__What is expected__
State how many lines of the listing below include the word "устройства". Give only the number.
# start of Supplied records
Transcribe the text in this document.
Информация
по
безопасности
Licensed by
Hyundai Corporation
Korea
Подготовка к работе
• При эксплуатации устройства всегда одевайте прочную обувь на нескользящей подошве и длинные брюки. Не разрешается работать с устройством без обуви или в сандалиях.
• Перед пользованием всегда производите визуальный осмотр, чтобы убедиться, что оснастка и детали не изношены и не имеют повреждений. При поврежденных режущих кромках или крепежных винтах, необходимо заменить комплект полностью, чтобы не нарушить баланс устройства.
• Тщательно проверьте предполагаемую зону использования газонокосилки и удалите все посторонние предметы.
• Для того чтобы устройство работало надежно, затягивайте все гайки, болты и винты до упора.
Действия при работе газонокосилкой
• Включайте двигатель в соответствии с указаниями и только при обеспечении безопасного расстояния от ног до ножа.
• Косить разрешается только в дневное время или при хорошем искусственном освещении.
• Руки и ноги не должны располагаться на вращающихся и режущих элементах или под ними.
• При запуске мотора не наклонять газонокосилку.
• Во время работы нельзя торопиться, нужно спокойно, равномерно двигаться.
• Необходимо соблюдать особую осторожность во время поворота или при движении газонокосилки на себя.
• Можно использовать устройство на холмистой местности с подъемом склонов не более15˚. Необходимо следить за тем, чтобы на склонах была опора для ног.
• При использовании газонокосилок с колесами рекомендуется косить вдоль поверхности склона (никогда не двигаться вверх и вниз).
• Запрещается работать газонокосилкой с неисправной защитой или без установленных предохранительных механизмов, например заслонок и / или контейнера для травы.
# end of Supplied records
__Exercise answer__
2